### Instructions for the task
Within the records that follow, find every line containing the string "everything". Copy those lines.
------ Source records ------
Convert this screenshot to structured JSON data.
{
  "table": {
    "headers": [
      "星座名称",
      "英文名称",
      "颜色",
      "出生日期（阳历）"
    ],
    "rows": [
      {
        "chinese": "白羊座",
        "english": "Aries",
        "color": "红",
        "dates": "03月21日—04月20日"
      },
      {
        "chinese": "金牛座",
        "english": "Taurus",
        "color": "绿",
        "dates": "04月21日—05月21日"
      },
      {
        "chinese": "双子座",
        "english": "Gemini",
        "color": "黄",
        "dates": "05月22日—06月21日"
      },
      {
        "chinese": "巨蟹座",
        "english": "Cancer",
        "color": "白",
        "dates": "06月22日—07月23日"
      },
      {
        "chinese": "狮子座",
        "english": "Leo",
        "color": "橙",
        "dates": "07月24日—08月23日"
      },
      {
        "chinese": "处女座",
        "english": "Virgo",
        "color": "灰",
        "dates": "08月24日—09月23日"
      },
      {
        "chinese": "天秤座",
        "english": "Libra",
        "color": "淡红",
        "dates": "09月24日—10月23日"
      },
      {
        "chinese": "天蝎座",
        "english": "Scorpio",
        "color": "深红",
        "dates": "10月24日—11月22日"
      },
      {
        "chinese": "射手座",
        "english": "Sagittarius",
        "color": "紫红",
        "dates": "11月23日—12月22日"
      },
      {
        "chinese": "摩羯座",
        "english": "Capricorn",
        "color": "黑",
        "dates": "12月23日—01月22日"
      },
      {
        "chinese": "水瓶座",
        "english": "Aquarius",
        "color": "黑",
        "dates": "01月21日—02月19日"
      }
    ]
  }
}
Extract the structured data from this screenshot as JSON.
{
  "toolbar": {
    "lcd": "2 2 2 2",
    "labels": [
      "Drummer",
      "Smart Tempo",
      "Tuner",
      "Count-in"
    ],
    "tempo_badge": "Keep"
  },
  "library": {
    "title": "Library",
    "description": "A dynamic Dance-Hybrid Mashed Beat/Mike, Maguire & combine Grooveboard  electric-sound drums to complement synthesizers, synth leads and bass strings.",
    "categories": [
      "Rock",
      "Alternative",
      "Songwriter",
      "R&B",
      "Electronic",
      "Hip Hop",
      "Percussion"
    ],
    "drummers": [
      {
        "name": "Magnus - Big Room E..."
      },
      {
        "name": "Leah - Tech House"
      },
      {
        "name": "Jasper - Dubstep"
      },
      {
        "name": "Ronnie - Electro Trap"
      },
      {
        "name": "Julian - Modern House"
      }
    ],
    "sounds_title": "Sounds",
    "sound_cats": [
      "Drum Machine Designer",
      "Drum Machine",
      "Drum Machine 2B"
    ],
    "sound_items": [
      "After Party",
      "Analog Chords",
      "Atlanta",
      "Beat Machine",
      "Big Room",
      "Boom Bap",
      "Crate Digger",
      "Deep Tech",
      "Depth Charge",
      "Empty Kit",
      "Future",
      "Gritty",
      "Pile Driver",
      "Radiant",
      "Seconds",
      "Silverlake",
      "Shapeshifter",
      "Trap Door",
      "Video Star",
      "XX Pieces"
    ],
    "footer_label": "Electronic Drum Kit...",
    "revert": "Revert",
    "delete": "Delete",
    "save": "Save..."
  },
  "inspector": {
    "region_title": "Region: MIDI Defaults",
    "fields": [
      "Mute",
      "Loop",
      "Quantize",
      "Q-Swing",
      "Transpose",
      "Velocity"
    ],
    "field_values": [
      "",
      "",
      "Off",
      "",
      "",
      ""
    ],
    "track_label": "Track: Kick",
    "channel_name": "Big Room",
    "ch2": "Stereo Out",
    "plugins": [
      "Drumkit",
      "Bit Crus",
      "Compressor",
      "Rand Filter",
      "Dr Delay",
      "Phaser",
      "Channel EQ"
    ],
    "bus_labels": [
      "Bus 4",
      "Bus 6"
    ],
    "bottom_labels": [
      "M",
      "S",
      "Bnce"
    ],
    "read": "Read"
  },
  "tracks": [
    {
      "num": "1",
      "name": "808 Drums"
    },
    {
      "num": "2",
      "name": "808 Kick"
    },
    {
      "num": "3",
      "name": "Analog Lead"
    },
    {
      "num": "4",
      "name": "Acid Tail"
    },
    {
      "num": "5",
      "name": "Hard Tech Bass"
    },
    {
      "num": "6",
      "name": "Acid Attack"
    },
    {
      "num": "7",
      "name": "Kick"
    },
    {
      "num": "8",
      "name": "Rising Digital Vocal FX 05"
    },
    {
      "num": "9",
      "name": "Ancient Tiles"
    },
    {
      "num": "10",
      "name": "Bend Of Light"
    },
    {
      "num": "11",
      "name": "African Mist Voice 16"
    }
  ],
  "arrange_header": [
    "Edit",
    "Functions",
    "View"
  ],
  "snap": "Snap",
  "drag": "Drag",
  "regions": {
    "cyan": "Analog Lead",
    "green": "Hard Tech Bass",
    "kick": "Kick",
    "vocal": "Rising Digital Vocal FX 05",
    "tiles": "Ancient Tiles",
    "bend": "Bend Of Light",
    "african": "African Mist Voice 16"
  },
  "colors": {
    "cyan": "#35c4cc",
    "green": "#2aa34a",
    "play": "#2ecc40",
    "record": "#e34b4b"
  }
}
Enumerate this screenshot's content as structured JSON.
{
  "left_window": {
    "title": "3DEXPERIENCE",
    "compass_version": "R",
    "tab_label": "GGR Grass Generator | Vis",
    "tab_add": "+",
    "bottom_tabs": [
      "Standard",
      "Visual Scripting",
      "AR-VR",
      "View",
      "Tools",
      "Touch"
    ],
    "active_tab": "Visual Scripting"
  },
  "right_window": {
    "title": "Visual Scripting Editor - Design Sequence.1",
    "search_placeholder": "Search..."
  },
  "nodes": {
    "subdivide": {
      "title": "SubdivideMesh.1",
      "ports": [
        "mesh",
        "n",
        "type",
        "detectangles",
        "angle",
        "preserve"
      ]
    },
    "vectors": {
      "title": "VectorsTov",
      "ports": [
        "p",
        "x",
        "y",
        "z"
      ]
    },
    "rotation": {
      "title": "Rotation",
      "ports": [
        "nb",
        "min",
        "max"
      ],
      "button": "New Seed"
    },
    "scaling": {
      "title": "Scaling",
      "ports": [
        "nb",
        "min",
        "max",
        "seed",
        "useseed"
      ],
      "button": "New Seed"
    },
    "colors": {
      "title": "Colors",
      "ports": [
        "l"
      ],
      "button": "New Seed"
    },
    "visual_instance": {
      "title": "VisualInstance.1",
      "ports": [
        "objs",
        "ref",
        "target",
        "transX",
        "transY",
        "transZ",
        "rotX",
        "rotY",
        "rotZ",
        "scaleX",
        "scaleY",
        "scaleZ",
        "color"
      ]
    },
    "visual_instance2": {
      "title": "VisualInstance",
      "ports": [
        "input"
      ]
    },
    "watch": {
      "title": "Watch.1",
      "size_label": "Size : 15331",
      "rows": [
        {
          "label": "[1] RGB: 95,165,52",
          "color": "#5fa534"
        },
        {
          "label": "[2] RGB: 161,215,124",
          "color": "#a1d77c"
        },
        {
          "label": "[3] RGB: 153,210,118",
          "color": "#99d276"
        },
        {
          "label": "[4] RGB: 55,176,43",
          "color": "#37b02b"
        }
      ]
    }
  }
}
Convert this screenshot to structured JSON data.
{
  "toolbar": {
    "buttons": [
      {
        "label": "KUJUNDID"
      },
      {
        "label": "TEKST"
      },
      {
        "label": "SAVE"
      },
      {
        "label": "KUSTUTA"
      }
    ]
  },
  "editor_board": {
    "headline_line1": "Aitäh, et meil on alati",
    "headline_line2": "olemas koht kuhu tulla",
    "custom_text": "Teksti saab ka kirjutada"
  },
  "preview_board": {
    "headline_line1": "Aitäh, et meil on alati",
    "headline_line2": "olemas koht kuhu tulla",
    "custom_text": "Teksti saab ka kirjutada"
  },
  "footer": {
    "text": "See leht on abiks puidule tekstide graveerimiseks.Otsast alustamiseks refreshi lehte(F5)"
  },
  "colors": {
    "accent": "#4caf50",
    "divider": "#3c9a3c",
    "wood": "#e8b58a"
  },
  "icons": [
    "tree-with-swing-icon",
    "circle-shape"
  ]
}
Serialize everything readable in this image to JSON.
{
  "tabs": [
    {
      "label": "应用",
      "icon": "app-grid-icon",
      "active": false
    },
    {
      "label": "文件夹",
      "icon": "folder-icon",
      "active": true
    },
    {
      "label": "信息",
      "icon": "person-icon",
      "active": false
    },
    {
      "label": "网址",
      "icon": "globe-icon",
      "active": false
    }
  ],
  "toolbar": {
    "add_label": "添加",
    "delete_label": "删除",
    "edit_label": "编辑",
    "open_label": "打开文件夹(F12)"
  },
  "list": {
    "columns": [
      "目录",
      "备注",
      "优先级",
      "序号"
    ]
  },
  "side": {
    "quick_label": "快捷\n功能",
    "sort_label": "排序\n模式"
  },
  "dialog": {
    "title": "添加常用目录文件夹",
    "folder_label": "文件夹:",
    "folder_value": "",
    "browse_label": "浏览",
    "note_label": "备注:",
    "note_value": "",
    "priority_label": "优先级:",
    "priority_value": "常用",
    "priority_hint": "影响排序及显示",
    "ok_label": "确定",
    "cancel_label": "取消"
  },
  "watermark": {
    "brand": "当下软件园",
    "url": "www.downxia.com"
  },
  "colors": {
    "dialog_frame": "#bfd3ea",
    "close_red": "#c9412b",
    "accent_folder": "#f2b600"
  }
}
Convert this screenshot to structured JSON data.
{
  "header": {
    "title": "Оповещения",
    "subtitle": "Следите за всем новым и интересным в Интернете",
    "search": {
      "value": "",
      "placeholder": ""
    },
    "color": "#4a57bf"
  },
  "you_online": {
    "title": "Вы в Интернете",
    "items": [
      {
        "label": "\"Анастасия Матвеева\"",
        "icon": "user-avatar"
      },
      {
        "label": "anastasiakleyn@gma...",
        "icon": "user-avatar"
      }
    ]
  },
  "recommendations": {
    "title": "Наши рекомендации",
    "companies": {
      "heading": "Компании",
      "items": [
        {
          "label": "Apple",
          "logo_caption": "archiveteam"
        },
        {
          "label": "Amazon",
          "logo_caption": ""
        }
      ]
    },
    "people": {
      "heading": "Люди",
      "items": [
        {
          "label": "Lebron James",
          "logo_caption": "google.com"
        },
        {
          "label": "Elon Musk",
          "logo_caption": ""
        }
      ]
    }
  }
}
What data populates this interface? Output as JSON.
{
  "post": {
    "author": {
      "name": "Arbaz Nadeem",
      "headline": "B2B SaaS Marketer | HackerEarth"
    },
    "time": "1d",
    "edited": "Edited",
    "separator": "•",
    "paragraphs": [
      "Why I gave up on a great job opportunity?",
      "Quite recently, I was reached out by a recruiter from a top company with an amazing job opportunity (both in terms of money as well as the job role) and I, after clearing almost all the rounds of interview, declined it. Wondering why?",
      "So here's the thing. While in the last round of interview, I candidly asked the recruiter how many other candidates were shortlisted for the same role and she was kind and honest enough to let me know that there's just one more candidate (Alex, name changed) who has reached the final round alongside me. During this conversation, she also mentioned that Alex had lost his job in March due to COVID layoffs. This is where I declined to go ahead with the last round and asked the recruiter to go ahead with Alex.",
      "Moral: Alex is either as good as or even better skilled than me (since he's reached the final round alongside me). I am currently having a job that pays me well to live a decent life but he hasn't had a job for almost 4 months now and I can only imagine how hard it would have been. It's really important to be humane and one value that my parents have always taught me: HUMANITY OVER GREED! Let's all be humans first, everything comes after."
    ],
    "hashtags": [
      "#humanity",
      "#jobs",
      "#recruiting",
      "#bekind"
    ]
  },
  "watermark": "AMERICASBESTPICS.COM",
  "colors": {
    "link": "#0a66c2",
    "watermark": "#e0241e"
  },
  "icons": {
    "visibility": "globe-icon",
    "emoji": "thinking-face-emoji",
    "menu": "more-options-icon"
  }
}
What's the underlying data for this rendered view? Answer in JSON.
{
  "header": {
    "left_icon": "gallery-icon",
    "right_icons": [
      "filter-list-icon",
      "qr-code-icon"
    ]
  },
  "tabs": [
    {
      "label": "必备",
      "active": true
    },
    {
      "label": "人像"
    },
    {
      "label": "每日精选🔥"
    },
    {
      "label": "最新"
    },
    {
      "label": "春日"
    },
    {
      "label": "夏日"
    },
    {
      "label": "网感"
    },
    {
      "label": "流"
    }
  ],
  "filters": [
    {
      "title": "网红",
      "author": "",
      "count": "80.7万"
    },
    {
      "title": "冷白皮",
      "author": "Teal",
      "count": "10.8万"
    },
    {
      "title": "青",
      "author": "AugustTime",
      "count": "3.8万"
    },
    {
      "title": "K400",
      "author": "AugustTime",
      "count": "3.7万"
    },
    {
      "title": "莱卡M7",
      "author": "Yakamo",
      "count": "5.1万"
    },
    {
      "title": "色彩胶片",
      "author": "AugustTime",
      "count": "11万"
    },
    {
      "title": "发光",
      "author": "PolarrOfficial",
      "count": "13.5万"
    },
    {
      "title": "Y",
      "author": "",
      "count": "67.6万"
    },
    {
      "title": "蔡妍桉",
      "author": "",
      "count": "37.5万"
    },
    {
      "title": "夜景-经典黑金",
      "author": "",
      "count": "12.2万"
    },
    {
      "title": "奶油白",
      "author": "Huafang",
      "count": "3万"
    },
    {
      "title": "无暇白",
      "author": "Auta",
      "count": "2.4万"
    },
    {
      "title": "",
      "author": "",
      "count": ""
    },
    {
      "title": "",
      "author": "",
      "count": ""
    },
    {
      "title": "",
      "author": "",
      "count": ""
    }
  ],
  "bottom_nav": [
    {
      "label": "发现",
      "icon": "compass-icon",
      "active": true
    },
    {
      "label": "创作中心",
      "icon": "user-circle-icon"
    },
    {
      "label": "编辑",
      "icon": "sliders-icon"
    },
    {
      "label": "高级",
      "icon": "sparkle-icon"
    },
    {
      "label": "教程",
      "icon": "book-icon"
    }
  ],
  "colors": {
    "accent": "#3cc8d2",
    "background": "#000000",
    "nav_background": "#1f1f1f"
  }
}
------
### Output of the exercise
Serialize everything readable in this image to JSON.
      "Moral: Alex is either as good as or even better skilled than me (since he's reached the final round alongside me). I am currently having a job that pays me well to live a decent life but he hasn't had a job for almost 4 months now and I can only imagine how hard it would have been. It's really important to be humane and one value that my parents have always taught me: HUMANITY OVER GREED! Let's all be humans first, everything comes after."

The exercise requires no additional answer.